(Figure record extracts)
###
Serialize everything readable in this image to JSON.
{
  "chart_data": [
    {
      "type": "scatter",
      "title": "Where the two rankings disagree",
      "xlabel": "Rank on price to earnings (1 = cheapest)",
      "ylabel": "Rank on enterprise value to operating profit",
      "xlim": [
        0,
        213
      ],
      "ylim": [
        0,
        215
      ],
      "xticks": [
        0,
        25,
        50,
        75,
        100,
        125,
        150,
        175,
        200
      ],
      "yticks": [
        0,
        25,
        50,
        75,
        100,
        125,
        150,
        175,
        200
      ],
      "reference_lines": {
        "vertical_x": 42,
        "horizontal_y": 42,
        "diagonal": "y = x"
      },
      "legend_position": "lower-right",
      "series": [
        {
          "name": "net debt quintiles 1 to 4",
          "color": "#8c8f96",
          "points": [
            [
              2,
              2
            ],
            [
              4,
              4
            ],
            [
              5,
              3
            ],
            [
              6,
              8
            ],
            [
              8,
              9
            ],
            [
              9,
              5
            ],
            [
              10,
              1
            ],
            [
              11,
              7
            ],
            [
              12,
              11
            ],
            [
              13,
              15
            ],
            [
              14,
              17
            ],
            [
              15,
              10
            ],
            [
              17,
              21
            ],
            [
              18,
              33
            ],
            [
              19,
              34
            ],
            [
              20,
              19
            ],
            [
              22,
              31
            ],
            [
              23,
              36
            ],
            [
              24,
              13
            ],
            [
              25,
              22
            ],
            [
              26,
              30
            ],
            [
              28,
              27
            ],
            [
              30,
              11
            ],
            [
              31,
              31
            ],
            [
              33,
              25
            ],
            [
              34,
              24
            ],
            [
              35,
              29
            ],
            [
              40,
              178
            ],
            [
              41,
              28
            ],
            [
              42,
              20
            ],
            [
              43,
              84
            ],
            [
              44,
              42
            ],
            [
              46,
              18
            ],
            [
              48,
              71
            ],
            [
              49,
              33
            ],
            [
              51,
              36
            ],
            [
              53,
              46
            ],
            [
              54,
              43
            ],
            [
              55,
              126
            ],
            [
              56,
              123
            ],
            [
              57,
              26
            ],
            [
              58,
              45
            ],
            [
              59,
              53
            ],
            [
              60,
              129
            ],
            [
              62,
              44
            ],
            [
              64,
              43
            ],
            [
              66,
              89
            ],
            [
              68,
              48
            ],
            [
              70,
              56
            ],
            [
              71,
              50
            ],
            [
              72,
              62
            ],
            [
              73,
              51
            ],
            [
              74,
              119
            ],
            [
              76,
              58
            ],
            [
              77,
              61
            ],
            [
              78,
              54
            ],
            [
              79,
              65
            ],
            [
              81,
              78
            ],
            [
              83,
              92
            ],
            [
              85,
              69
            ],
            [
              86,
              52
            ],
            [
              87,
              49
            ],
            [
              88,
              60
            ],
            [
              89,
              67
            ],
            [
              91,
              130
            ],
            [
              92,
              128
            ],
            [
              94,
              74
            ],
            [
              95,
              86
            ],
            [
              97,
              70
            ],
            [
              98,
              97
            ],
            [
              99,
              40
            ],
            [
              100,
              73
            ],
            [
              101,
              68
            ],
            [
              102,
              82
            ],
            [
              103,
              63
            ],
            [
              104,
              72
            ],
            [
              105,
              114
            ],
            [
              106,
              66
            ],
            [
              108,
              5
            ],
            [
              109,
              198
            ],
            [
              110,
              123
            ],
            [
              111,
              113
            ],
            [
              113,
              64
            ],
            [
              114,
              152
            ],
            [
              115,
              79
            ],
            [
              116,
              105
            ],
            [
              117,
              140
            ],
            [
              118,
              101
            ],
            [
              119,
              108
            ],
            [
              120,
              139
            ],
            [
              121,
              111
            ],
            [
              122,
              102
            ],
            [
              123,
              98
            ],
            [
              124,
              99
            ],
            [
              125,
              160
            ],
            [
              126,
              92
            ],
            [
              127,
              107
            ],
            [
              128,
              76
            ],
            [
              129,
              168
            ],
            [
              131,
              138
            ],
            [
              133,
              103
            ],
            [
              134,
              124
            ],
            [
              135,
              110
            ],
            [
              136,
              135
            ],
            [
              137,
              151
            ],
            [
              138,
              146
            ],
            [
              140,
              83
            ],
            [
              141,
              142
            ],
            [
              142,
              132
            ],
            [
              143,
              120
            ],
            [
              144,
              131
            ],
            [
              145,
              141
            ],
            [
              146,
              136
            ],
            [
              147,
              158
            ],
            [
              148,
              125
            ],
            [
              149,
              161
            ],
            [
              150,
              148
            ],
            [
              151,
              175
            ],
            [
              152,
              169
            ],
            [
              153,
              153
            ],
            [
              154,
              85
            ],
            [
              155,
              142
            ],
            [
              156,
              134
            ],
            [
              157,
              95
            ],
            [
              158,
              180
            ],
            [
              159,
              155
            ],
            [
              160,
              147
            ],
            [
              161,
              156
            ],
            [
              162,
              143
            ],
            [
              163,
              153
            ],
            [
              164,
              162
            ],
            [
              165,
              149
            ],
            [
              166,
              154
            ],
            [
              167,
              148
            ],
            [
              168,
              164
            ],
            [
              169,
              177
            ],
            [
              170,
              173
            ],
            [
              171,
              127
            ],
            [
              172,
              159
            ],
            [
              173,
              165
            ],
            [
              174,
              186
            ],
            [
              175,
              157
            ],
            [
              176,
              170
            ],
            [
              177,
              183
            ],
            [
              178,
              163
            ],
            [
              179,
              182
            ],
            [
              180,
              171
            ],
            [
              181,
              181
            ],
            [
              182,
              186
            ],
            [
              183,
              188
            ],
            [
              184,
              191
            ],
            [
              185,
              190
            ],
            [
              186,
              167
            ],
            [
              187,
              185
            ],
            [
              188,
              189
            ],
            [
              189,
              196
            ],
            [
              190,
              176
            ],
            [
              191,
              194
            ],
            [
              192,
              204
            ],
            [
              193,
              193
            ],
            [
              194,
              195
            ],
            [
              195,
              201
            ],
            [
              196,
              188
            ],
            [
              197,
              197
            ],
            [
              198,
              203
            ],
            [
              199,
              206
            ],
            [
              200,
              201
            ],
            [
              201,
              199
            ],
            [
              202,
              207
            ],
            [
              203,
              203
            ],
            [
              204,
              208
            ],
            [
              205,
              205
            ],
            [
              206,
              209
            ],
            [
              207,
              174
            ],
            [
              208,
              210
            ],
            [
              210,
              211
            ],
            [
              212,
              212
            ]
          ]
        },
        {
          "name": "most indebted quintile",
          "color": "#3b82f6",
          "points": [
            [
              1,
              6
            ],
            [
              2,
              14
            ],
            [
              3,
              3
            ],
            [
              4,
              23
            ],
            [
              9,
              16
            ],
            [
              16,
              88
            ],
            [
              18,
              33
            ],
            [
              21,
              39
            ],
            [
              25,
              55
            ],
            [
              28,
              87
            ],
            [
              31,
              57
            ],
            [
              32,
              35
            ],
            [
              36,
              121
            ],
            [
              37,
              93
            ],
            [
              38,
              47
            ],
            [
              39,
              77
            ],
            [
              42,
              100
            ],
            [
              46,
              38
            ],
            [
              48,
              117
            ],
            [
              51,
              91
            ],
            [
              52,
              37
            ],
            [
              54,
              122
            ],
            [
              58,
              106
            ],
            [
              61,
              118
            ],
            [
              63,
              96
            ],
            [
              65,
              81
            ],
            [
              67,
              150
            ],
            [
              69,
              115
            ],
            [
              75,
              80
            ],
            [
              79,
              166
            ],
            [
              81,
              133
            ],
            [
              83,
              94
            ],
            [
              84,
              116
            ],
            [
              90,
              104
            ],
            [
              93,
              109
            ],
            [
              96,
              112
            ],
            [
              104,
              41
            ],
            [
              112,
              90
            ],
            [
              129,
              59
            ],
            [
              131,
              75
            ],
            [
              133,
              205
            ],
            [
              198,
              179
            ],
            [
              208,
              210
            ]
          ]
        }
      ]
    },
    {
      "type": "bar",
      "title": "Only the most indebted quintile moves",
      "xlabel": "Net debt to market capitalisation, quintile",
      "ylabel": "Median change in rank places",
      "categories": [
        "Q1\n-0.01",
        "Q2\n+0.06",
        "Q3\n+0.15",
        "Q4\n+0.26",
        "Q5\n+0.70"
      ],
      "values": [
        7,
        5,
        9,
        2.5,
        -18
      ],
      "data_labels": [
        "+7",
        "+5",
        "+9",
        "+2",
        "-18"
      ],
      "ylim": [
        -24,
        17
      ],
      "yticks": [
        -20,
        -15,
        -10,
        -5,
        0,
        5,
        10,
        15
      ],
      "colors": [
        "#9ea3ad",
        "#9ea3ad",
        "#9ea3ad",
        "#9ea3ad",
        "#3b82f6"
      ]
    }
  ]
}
###
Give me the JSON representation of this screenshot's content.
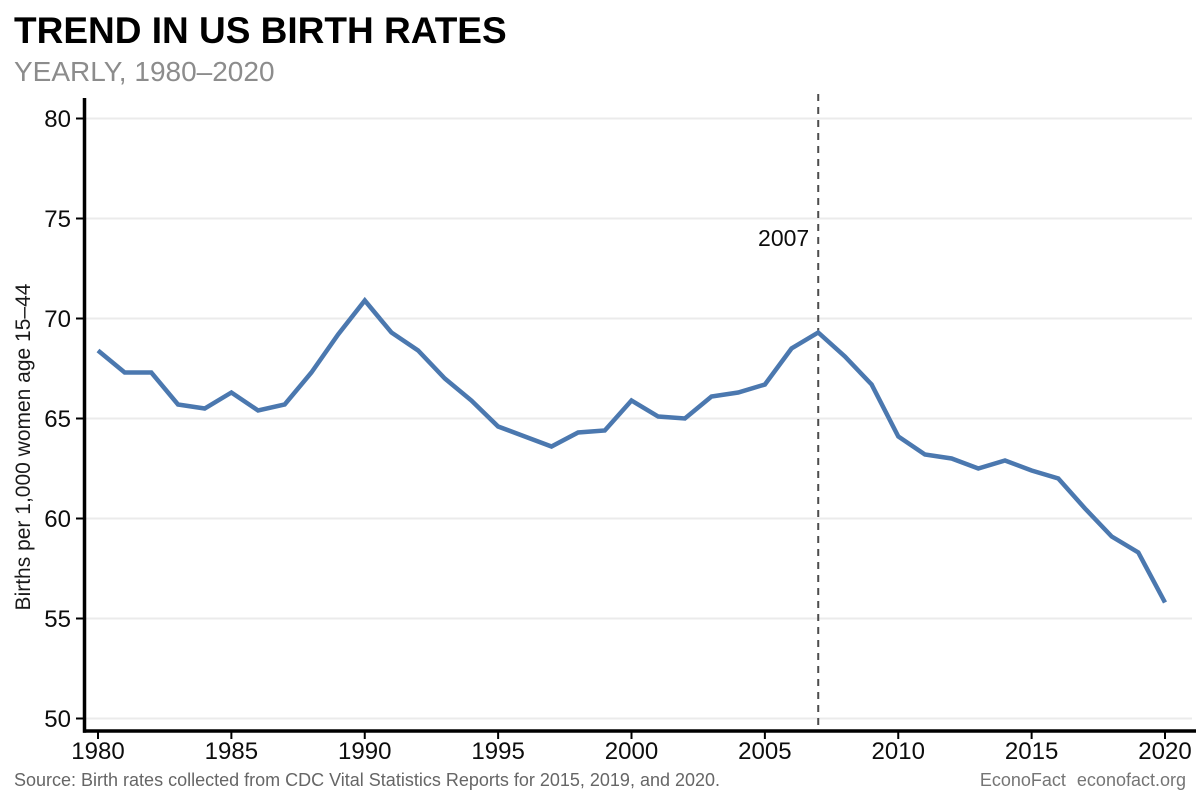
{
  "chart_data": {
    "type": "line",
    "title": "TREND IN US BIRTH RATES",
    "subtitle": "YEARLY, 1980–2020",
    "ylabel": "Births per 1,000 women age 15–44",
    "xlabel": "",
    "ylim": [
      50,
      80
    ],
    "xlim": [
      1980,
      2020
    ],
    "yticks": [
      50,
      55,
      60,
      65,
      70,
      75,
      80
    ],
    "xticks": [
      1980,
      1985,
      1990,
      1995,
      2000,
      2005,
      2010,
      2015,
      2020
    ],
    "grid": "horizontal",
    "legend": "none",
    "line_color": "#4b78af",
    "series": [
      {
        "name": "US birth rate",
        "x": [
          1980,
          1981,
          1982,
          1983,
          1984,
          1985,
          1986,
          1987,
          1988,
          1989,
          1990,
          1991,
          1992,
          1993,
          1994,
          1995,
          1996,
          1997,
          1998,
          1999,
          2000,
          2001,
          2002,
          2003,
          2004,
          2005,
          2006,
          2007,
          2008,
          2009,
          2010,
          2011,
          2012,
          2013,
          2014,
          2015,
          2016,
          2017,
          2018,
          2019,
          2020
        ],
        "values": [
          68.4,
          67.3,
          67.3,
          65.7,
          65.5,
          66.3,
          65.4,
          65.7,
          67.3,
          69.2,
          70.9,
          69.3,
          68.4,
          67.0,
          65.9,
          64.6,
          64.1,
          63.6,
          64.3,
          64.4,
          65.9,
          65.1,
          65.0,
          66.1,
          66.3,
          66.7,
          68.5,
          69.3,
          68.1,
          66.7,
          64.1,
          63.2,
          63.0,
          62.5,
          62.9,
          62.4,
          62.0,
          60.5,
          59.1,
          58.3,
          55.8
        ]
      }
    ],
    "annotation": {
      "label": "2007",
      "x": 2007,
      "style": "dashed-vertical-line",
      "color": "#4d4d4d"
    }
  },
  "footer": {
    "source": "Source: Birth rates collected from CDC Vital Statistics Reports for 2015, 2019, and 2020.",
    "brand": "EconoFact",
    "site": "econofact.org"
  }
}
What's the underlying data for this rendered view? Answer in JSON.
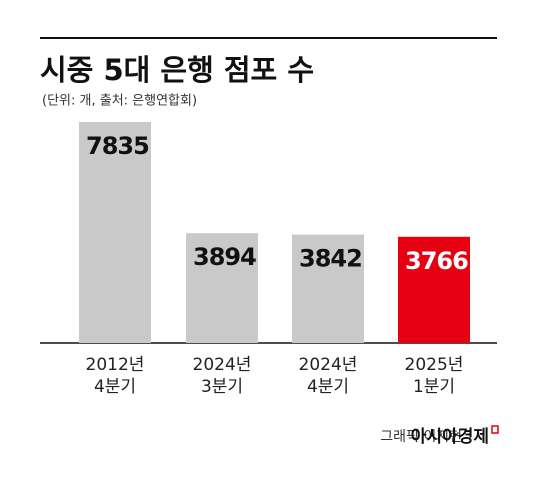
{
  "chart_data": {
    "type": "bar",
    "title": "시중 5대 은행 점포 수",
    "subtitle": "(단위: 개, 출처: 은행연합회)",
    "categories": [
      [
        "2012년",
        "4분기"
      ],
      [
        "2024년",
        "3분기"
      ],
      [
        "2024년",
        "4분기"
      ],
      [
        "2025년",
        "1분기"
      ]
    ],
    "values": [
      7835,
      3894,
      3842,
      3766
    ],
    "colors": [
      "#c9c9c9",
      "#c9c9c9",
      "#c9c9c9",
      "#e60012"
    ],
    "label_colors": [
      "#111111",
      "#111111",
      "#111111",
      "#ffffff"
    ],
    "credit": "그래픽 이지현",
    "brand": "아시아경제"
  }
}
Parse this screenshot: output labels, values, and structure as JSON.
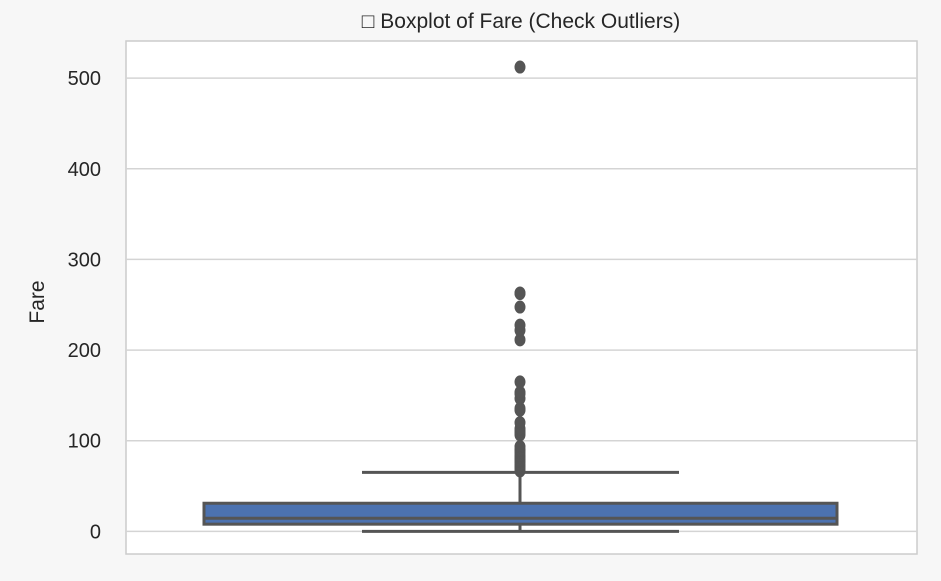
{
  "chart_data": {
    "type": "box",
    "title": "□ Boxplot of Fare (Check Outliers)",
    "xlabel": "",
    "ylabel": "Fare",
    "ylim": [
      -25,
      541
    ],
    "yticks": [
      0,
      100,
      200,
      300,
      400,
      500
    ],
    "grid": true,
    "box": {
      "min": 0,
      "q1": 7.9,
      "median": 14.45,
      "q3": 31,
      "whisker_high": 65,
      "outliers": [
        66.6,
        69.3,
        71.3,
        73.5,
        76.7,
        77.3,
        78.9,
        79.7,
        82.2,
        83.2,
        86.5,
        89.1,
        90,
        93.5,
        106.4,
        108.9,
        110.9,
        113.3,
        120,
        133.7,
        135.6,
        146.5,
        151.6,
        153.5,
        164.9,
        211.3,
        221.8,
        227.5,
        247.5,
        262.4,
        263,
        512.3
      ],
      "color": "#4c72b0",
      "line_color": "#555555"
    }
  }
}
###
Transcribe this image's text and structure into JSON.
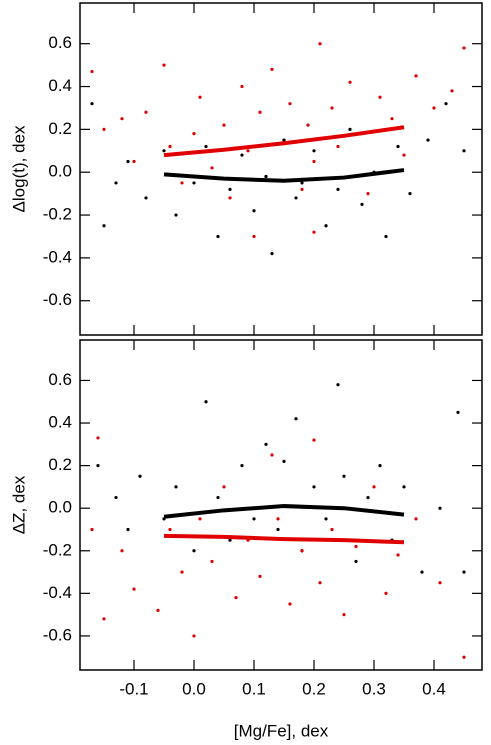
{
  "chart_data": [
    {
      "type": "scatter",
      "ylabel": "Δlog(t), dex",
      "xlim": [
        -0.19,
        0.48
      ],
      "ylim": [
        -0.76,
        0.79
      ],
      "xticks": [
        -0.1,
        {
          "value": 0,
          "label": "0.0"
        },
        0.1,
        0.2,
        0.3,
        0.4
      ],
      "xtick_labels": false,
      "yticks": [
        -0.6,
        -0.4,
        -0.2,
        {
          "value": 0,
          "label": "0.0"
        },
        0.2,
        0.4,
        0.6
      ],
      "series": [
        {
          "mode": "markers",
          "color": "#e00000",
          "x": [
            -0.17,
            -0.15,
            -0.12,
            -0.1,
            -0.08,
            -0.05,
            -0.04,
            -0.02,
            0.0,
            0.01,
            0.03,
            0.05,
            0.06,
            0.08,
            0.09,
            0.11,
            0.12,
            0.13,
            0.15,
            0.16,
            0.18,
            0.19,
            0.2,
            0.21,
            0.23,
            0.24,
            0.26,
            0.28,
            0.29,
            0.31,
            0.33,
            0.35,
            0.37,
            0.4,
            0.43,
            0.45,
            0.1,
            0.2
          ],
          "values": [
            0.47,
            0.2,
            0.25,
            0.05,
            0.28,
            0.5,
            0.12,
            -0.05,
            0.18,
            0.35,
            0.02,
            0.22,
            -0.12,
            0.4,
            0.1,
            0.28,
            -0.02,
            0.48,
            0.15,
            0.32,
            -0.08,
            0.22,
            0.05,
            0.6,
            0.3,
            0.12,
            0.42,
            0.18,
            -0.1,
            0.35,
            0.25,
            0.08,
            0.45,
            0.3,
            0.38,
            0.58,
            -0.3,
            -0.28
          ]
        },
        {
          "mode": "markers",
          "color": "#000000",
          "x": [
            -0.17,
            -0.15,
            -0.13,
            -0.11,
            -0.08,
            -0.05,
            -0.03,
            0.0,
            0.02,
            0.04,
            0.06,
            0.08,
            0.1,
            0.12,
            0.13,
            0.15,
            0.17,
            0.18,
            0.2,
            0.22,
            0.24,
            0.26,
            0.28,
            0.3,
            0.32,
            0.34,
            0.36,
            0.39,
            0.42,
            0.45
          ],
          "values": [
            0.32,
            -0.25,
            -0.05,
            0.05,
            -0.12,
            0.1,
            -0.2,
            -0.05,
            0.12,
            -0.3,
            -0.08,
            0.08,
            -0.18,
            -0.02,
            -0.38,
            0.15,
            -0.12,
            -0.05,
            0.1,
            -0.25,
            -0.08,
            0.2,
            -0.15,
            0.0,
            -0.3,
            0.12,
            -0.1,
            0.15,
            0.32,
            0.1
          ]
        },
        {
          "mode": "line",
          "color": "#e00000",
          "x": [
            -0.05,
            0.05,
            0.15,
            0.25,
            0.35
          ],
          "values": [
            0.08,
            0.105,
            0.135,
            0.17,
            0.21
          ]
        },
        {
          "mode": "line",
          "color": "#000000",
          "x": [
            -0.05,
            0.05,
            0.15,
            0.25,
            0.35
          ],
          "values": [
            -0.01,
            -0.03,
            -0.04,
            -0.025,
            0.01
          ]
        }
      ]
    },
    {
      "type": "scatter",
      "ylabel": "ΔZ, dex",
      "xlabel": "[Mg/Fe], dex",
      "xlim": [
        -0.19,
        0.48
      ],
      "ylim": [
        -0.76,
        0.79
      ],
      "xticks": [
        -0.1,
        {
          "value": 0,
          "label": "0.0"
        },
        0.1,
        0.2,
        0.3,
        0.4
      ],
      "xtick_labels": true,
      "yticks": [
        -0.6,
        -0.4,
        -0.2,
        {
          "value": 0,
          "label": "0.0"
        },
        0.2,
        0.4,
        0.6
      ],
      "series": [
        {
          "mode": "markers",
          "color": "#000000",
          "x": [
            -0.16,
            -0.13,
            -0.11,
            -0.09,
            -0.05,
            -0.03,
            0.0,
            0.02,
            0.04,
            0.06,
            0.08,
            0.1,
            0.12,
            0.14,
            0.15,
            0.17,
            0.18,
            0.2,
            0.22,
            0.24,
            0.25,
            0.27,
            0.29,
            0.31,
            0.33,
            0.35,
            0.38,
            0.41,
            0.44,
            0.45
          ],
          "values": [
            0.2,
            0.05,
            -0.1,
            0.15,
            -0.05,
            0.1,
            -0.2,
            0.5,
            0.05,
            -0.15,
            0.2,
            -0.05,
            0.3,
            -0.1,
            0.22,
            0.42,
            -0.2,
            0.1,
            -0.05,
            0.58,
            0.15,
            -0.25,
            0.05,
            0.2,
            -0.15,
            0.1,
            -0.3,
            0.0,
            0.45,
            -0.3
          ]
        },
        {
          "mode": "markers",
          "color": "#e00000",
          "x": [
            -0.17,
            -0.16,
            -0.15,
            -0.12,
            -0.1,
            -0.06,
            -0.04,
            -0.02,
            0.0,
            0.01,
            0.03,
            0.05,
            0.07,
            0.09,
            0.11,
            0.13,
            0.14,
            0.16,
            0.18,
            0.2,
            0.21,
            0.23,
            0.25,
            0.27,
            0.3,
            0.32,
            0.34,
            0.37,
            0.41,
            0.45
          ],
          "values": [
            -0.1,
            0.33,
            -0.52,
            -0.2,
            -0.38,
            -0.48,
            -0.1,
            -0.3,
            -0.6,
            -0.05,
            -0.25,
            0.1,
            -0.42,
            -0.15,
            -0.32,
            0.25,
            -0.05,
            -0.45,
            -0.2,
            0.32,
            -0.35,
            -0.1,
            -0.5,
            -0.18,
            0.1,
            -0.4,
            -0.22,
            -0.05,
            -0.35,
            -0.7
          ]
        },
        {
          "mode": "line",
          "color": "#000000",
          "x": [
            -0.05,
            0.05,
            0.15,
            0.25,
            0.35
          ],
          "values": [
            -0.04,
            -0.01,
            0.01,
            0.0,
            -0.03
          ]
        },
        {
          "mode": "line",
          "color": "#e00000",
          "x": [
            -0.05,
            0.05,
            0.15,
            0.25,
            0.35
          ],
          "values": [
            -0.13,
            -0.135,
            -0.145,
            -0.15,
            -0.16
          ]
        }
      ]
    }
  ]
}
###
What you have to do: Gather every line from the listing above in which the word "this" appears.

Exercise response:
Serialize everything readable in this image to JSON.
Give me the JSON representation of this screenshot's content.
What's the underlying data for this rendered view? Answer in JSON.
Parse this screenshot: output labels, values, and structure as JSON.
Transcribe this image's text and structure into JSON.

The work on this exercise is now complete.